__Metin bölümü__:
Dışişleri Bakanı Sayın Ali Babacan'ın Sırbistan Dışişleri Bakanı Vuk Jeremic ile Ortak Basın Toplantısı, Ankara, 20 Mart 2009


SAYIN BAKANIMIZ: Çok Değerli basın mensupları, bugün değerli konuğum Sırbistan Dışişleri Bakanı Vuk Jeremiç ile yararlı görüşmeler gerçekleştirdik. Sayın Bakan, dün İstanbul’da Sabancı Üniversitesinde bir konuşma yaptı ve bu konuşmada dile getirdiği Türkiye-Sırbistan ilişkilerinin geleceğine yönelik saptamalarına ve beklentilerine aynen katıldığımı belirtmek istiyorum. Bugün samimi bir ortamda gerçekleştirdiğimiz görüşmelerde ikili ilişkilerimizin yanısıra bölgesel ve uluslararası gelişmeler üzerinde de ayrıntılı görüş alışverişinde bulunduk. Pek çok konuda düşüncelerimizin ve geleceğe yönelik vizyonumuzun benzer olduğunu memnuniyetle gördük. İkili ilişkilerimizin her alanda daha da ileriye götürülmesi amacıyla neler yapabileceğimizi gözden geçirdik.

__Kayıt listesi__:
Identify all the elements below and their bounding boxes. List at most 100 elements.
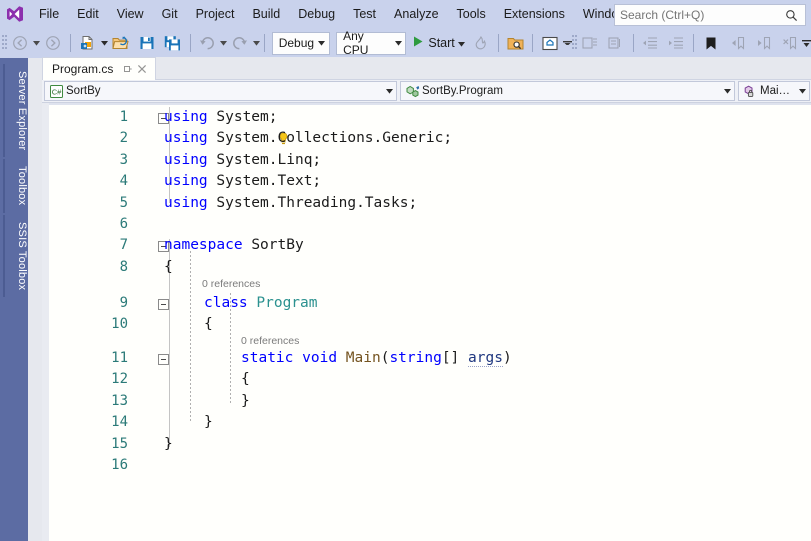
search-box[interactable] <box>614 4 806 26</box>
pin-icon[interactable] <box>121 61 135 77</box>
code-line-15[interactable]: 15 } <box>42 434 811 455</box>
code-line-5[interactable]: 5 using System.Threading.Tasks; <box>42 193 811 214</box>
chevron-down-icon <box>314 38 329 48</box>
menu-item-build[interactable]: Build <box>243 0 289 28</box>
code-line-2[interactable]: 2 using System.Collections.Generic; <box>42 128 811 149</box>
code-line-12[interactable]: 12 { <box>42 369 811 390</box>
line-glyph-margin[interactable] <box>130 348 169 369</box>
code-line-6[interactable]: 6 <box>42 214 811 235</box>
document-tab-program-cs[interactable]: Program.cs <box>42 57 157 80</box>
menu-item-analyze[interactable]: Analyze <box>385 0 447 28</box>
line-glyph-margin[interactable] <box>130 107 287 145</box>
chevron-down-icon <box>796 88 809 94</box>
navbar-class-dropdown[interactable]: SortBy.Program <box>400 81 735 101</box>
sidebar-item-toolbox[interactable]: Toolbox <box>3 159 28 213</box>
menu-item-view[interactable]: View <box>108 0 153 28</box>
solution-explorer-overflow-icon[interactable] <box>562 32 572 54</box>
left-tool-tab-filler <box>0 299 28 541</box>
document-well: Program.cs C# SortBy SortBy.Program Main… <box>42 57 811 541</box>
navigate-backward-caret-icon[interactable] <box>33 40 40 46</box>
start-debug-button[interactable]: Start <box>409 31 467 55</box>
code-line-4[interactable]: 4 using System.Text; <box>42 171 811 192</box>
solution-platform-dropdown[interactable]: Any CPU <box>336 29 407 57</box>
code-text: } <box>164 435 173 452</box>
sidebar-item-server-explorer[interactable]: Server Explorer <box>3 64 28 158</box>
redo-icon[interactable] <box>227 31 253 55</box>
bookmark-icon[interactable] <box>698 31 724 55</box>
code-line-1[interactable]: 1 using System; <box>42 107 811 145</box>
toolbar-separator <box>70 34 71 52</box>
code-editor[interactable]: 1 using System; 2 using System.Collectio… <box>42 103 811 541</box>
new-item-caret-icon[interactable] <box>100 40 108 46</box>
code-line-8[interactable]: 8 { <box>42 257 811 278</box>
chevron-down-icon <box>721 88 734 94</box>
code-line-7[interactable]: 7 namespace SortBy <box>42 235 811 256</box>
search-input[interactable] <box>615 5 780 25</box>
code-line-14[interactable]: 14 } <box>42 412 811 433</box>
navbar-member-value: Main(string[] args) <box>760 85 796 97</box>
decrease-indent-icon[interactable] <box>637 31 663 55</box>
navbar-member-dropdown[interactable]: Main(string[] args) <box>738 81 810 101</box>
undo-caret-icon[interactable] <box>220 40 228 46</box>
find-in-files-icon[interactable] <box>502 31 528 55</box>
menu-item-tools[interactable]: Tools <box>448 0 495 28</box>
code-text: using System.Threading.Tasks; <box>164 194 418 211</box>
code-text: { <box>241 371 250 388</box>
codelens-method-references[interactable]: 0 references <box>241 335 299 347</box>
code-line-13[interactable]: 13 } <box>42 391 811 412</box>
uncomment-selection-icon[interactable] <box>603 31 629 55</box>
codelens-class-references[interactable]: 0 references <box>202 278 260 290</box>
menu-item-file[interactable]: File <box>30 0 68 28</box>
line-number: 7 <box>119 237 128 254</box>
build-configuration-dropdown[interactable]: Debug <box>271 31 331 55</box>
menu-item-project[interactable]: Project <box>187 0 244 28</box>
line-number: 11 <box>111 349 128 366</box>
menu-item-extensions[interactable]: Extensions <box>495 0 574 28</box>
toolbar-overflow-icon[interactable] <box>802 32 811 54</box>
collapse-region-class[interactable] <box>158 299 169 310</box>
main-body: Server Explorer Toolbox SSIS Toolbox Pro… <box>0 57 811 541</box>
code-line-16[interactable]: 16 <box>42 455 811 476</box>
toolbar-separator <box>264 34 265 52</box>
close-icon[interactable] <box>135 61 149 77</box>
document-tab-strip-empty <box>156 57 811 80</box>
navbar-project-dropdown[interactable]: C# SortBy <box>44 81 397 101</box>
code-line-3[interactable]: 3 using System.Linq; <box>42 150 811 171</box>
solution-explorer-icon[interactable] <box>537 31 563 55</box>
document-tab-label: Program.cs <box>52 62 114 76</box>
sidebar-item-ssis-toolbox[interactable]: SSIS Toolbox <box>3 214 28 297</box>
line-glyph-margin[interactable] <box>130 235 169 256</box>
line-number: 3 <box>119 151 128 168</box>
next-bookmark-icon[interactable] <box>750 31 776 55</box>
code-text: { <box>164 258 173 275</box>
collapse-region-method[interactable] <box>158 354 169 365</box>
code-line-9[interactable]: 9 class Program <box>42 293 811 314</box>
line-glyph-margin[interactable] <box>130 293 169 314</box>
chevron-down-icon[interactable] <box>457 36 465 50</box>
redo-caret-icon[interactable] <box>253 40 261 46</box>
undo-icon[interactable] <box>194 31 220 55</box>
menu-item-edit[interactable]: Edit <box>68 0 108 28</box>
save-icon[interactable] <box>134 31 160 55</box>
editor-navigation-bar: C# SortBy SortBy.Program Main(s <box>42 80 811 103</box>
hot-reload-icon[interactable] <box>468 31 494 55</box>
menu-item-debug[interactable]: Debug <box>289 0 344 28</box>
comment-selection-icon[interactable] <box>577 31 603 55</box>
navigate-forward-icon[interactable] <box>40 31 66 55</box>
new-item-icon[interactable] <box>75 31 101 55</box>
navbar-class-value: SortBy.Program <box>422 85 503 97</box>
menu-item-git[interactable]: Git <box>153 0 187 28</box>
open-file-icon[interactable] <box>108 31 134 55</box>
navigate-backward-icon[interactable] <box>7 31 33 55</box>
code-line-11[interactable]: 11 static void Main(string[] args) <box>42 348 811 369</box>
increase-indent-icon[interactable] <box>663 31 689 55</box>
menu-item-test[interactable]: Test <box>344 0 385 28</box>
line-number: 16 <box>111 456 128 473</box>
code-line-10[interactable]: 10 { <box>42 314 811 335</box>
save-all-icon[interactable] <box>160 31 186 55</box>
code-text: namespace SortBy <box>164 237 304 254</box>
code-text: static void Main(string[] args) <box>241 349 512 367</box>
previous-bookmark-icon[interactable] <box>724 31 750 55</box>
clear-bookmarks-icon[interactable] <box>776 31 802 55</box>
navbar-project-value: SortBy <box>66 85 101 97</box>
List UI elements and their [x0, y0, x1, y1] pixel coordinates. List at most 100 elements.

__Yapılacaklar__:
a – Basın toplantısı metninde "Çok Değerli basın mensupları" sözleriyle başlayan paragrafı, ana bilgilerini koruyarak madde madde yazın.
b – Lütfen basın toplantısı metnini kaldığı yerden sürdürün.
Kayıtlar başka bir kaynaktan alınmıştır.

__Görev sonuçları__:
a –
- Bakan, konuğu Sırbistan Dışişleri Bakanı Vuk Jeremiç ile yararlı görüşmeler gerçekleştirdi.
- Jeremiç, dün İstanbul'da Sabancı Üniversitesinde bir konuşma yaptı. Bakan, bu konuşmada dile getirilen Türkiye-Sırbistan ilişkilerinin geleceğine yönelik saptama ve beklentilere aynen katıldığını belirtti.
- Samimi bir ortamda geçen görüşmelerde ikili ilişkilerin yanı sıra bölgesel ve uluslararası gelişmeler üzerinde de ayrıntılı görüş alışverişinde bulunuldu.
- Pek çok konuda düşüncelerin ve geleceğe yönelik vizyonun benzer olduğu memnuniyetle görüldü.
- İkili ilişkilerin her alanda daha da ileriye götürülmesi için neler yapılabileceği gözden geçirildi.

b –
Başta üst düzey ziyaretler olmak üzere, karşılıklı temasları arttırmaya karar verdik. Ekonomi, kültür ve turizm alanlarında daha kapsamlı işbirliği yapılması konusunda da görüş birliğine vardık. Savunma sanayii konusundaki ilişkilerimizin ve diğer askeri ilişkilerimizin ivme kaybetmeden geliştiğini de memnuniyetle tespit ettik ve önümüzdeki dönemde ekonomik ve ticari ilişkilerimiz konusuna daha da fazla eğilmeye karar verdik. Karma ekonomik komisyon toplantılarının ve Türk-Sırp İş Konseyi toplantılarının yeniden canlandırılması üzerinde durduk.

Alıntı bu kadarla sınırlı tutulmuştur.